▶ [What to work on]
Pictures do not belong in the copy; transcribe everything else in the records exactly.
######
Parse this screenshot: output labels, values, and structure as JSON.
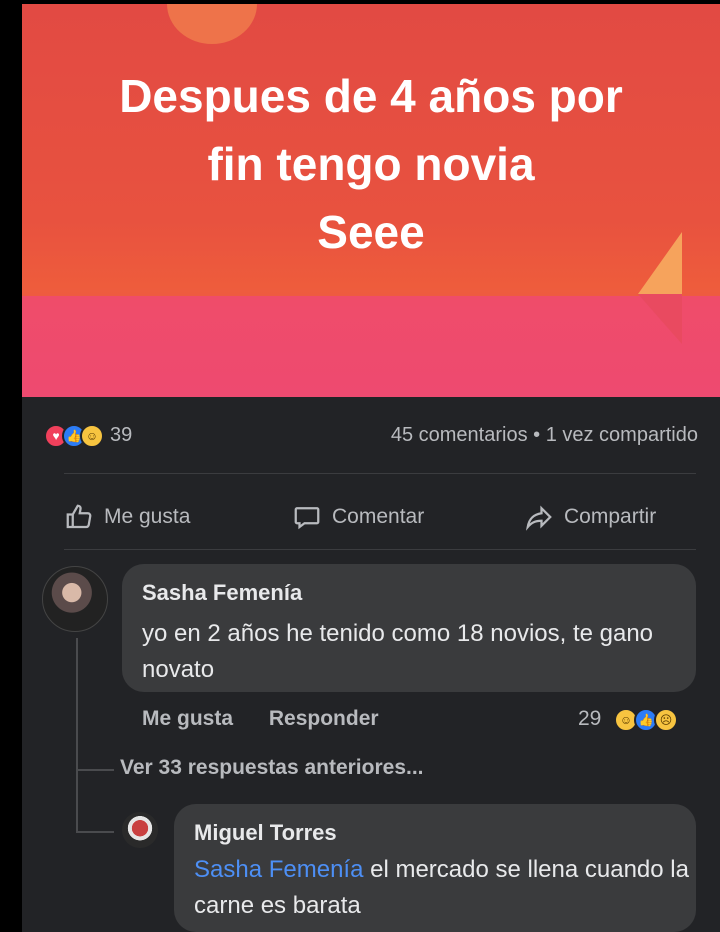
{
  "post": {
    "banner_lines": [
      "Despues de 4 años por",
      "fin tengo novia",
      "Seee"
    ],
    "reaction_count": "39",
    "stats_text": "45 comentarios • 1 vez compartido",
    "reaction_icons": [
      "love-icon",
      "like-icon",
      "haha-icon"
    ]
  },
  "actions": {
    "like": "Me gusta",
    "comment": "Comentar",
    "share": "Compartir"
  },
  "comments": [
    {
      "author": "Sasha Femenía",
      "text": "yo en 2 años he tenido como 18 novios, te gano novato",
      "like_label": "Me gusta",
      "reply_label": "Responder",
      "reaction_count": "29",
      "reaction_icons": [
        "haha-icon",
        "like-icon",
        "sad-icon"
      ]
    }
  ],
  "view_more": "Ver 33 respuestas anteriores...",
  "reply": {
    "author": "Miguel Torres",
    "mention": "Sasha Femenía",
    "text": " el mercado se llena cuando la carne es barata"
  },
  "colors": {
    "background": "#222326",
    "bubble": "#3a3b3d",
    "mention": "#4d8ff5",
    "banner_red": "#e24a43",
    "banner_pink": "#ef4c6a"
  }
}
######
▶ [Response to this exercise]
Parse this screenshot: output labels, values, and structure as JSON.
{
  "post": {
    "banner_lines": [
      "Despues de 4 años por",
      "fin tengo novia",
      "Seee"
    ],
    "reaction_count": "39",
    "stats_text": "45 comentarios • 1 vez compartido",
    "reaction_icons": [
      "love-icon",
      "like-icon",
      "haha-icon"
    ]
  },
  "actions": {
    "like": "Me gusta",
    "comment": "Comentar",
    "share": "Compartir"
  },
  "comments": [
    {
      "author": "Sasha Femenía",
      "text": "yo en 2 años he tenido como 18 novios, te gano novato",
      "like_label": "Me gusta",
      "reply_label": "Responder",
      "reaction_count": "29",
      "reaction_icons": [
        "haha-icon",
        "like-icon",
        "sad-icon"
      ]
    }
  ],
  "view_more": "Ver 33 respuestas anteriores...",
  "reply": {
    "author": "Miguel Torres",
    "mention": "Sasha Femenía",
    "text": " el mercado se llena cuando la carne es barata"
  },
  "colors": {
    "background": "#222326",
    "bubble": "#3a3b3d",
    "mention": "#4d8ff5",
    "banner_red": "#e24a43",
    "banner_pink": "#ef4c6a"
  }
}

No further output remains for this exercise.